**What is required**
Repeat all entries exactly.
··········
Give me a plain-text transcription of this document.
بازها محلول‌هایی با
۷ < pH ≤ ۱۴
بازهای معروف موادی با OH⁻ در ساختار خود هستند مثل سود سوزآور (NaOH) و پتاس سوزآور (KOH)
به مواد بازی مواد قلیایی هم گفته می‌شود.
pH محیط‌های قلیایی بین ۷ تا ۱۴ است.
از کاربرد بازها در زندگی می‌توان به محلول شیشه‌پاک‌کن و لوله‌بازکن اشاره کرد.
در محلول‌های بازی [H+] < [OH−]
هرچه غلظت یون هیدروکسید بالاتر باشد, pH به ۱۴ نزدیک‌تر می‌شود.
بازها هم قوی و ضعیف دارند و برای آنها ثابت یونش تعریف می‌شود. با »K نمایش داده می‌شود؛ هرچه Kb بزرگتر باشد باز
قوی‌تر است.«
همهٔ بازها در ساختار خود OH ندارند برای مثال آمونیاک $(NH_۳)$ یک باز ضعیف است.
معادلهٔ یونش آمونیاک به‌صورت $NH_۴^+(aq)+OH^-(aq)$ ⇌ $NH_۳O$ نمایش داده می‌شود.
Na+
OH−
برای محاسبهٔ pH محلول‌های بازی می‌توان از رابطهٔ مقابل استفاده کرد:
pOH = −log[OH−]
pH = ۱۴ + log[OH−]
··········
**Expected answer**
Give me a plain-text transcription of this document.
بازها محلول‌هایی با
۷ < pH ≤ ۱۴
بازهای معروف موادی با OH⁻ در ساختار خود هستند مثل سود سوزآور (NaOH) و پتاس سوزآور (KOH)
به مواد بازی مواد قلیایی هم گفته می‌شود.
pH محیط‌های قلیایی بین ۷ تا ۱۴ است.
از کاربرد بازها در زندگی می‌توان به محلول شیشه‌پاک‌کن و لوله‌بازکن اشاره کرد.
در محلول‌های بازی [H+] < [OH−]
هرچه غلظت یون هیدروکسید بالاتر باشد, pH به ۱۴ نزدیک‌تر می‌شود.
بازها هم قوی و ضعیف دارند و برای آنها ثابت یونش تعریف می‌شود. با »K نمایش داده می‌شود؛ هرچه Kb بزرگتر باشد باز
قوی‌تر است.«
همهٔ بازها در ساختار خود OH ندارند برای مثال آمونیاک $(NH_۳)$ یک باز ضعیف است.
معادلهٔ یونش آمونیاک به‌صورت $NH_۴^+(aq)+OH^-(aq)$ ⇌ $NH_۳O$ نمایش داده می‌شود.
Na+
OH−
برای محاسبهٔ pH محلول‌های بازی می‌توان از رابطهٔ مقابل استفاده کرد:
pOH = −log[OH−]
pH = ۱۴ + log[OH−]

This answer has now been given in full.